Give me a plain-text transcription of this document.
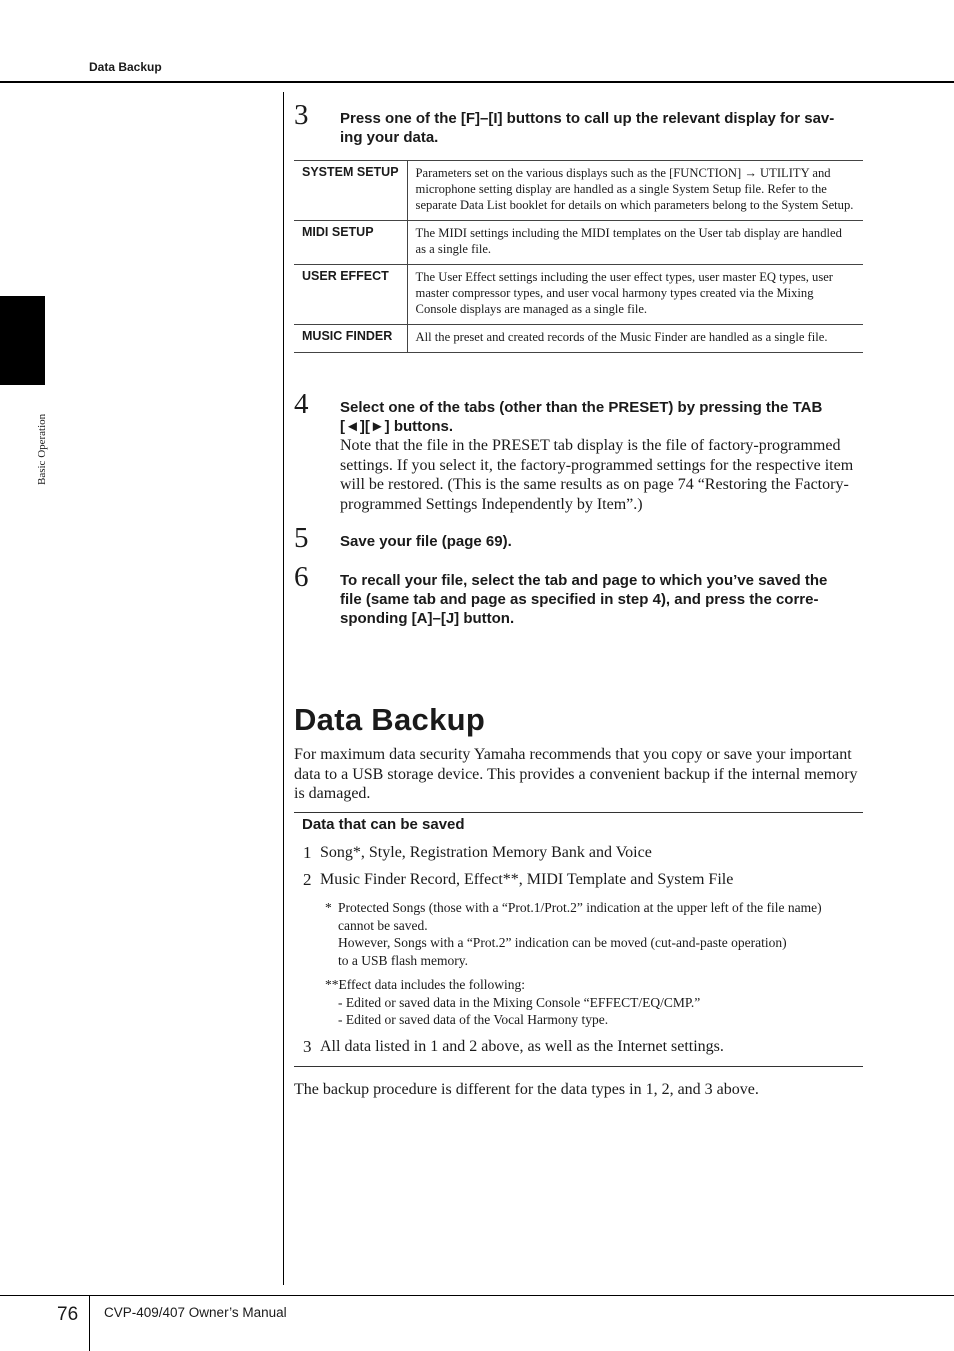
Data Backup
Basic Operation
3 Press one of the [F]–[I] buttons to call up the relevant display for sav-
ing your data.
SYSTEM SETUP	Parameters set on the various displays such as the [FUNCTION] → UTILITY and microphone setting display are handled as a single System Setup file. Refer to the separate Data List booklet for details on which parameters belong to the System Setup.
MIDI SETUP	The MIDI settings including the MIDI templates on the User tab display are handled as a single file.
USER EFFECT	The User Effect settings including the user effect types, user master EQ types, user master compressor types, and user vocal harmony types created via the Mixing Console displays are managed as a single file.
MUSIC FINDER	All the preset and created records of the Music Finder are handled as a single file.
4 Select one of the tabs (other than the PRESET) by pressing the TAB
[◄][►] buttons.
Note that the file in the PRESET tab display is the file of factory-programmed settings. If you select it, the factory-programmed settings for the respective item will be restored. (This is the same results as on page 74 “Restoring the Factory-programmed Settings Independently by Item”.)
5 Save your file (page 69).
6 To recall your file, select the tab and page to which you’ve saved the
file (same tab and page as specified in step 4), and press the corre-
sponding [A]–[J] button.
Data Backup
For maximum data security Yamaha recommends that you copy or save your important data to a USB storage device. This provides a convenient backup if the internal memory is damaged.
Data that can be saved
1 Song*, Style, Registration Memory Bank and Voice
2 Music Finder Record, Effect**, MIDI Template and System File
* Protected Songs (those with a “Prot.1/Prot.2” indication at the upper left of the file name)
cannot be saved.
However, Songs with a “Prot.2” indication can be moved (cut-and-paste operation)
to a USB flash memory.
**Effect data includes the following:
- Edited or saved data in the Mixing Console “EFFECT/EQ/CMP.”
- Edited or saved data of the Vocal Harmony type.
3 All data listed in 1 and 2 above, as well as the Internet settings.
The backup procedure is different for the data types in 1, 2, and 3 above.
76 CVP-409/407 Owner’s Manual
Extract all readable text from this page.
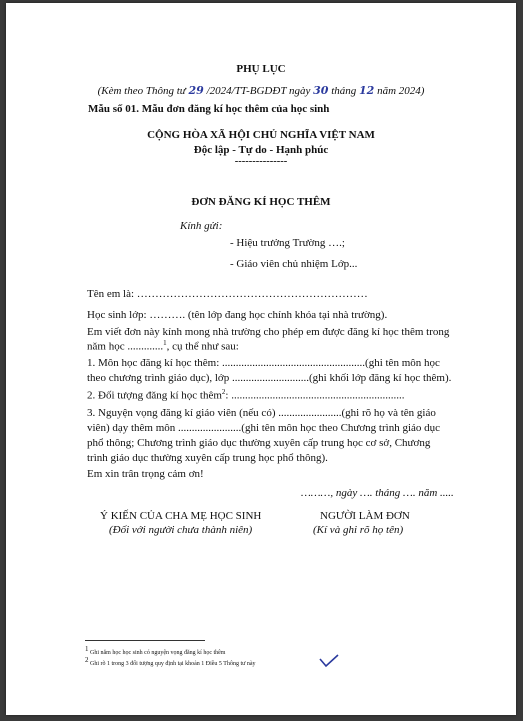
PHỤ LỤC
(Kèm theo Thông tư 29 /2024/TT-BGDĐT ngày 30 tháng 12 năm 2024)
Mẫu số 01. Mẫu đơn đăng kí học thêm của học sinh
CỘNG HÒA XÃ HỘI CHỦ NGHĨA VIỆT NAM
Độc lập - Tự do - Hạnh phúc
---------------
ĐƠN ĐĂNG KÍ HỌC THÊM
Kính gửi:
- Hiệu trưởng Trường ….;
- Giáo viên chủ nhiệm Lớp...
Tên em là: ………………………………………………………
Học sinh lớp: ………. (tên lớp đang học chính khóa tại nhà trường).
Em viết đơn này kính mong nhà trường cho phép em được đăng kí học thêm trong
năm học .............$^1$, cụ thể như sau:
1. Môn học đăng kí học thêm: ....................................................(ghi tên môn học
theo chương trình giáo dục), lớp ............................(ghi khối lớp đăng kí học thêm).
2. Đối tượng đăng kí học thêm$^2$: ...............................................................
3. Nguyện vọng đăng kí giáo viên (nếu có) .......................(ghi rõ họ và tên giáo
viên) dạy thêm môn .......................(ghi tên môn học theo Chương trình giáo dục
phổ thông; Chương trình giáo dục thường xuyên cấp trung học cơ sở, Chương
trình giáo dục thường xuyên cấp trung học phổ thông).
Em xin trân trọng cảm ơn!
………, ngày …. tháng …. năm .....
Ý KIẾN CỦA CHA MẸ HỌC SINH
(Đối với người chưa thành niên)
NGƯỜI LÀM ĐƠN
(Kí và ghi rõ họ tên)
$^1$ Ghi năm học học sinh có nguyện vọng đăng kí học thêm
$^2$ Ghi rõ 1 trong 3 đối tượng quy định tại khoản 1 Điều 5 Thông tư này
# # #
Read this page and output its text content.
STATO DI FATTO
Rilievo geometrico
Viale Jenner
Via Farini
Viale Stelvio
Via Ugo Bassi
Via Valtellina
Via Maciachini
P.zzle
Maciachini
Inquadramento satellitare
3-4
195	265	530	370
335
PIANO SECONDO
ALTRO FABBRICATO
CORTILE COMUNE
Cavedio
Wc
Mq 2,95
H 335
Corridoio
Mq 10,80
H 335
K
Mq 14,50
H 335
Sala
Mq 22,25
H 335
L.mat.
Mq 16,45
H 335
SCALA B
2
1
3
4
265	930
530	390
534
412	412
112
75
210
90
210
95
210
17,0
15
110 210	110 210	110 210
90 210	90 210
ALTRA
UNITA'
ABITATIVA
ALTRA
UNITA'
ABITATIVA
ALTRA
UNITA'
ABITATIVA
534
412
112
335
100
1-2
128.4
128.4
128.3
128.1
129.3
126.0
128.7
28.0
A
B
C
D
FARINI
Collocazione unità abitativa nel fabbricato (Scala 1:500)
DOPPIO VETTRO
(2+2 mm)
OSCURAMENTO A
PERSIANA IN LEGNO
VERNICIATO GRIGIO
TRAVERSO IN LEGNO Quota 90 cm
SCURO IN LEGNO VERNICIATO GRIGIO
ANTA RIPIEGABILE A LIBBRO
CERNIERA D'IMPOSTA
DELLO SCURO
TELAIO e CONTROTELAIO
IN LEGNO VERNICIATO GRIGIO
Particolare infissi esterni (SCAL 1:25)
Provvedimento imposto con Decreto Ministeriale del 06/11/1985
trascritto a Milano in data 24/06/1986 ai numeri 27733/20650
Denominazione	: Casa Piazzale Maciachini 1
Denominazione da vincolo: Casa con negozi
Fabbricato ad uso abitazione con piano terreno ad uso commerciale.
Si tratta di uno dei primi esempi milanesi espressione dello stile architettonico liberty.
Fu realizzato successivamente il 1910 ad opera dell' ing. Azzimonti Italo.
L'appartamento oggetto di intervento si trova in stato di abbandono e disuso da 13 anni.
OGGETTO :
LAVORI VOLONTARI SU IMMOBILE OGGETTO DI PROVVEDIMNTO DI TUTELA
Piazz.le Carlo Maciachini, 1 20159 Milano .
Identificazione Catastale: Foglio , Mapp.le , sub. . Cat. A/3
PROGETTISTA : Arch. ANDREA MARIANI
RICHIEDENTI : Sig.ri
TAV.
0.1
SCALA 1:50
# # #
▶ [Instruction] Filter the listing for the word "LEGNO" and copy every line that holds it.

▶ [Task result]
PERSIANA IN LEGNO
TRAVERSO IN LEGNO Quota 90 cm
SCURO IN LEGNO VERNICIATO GRIGIO
IN LEGNO VERNICIATO GRIGIO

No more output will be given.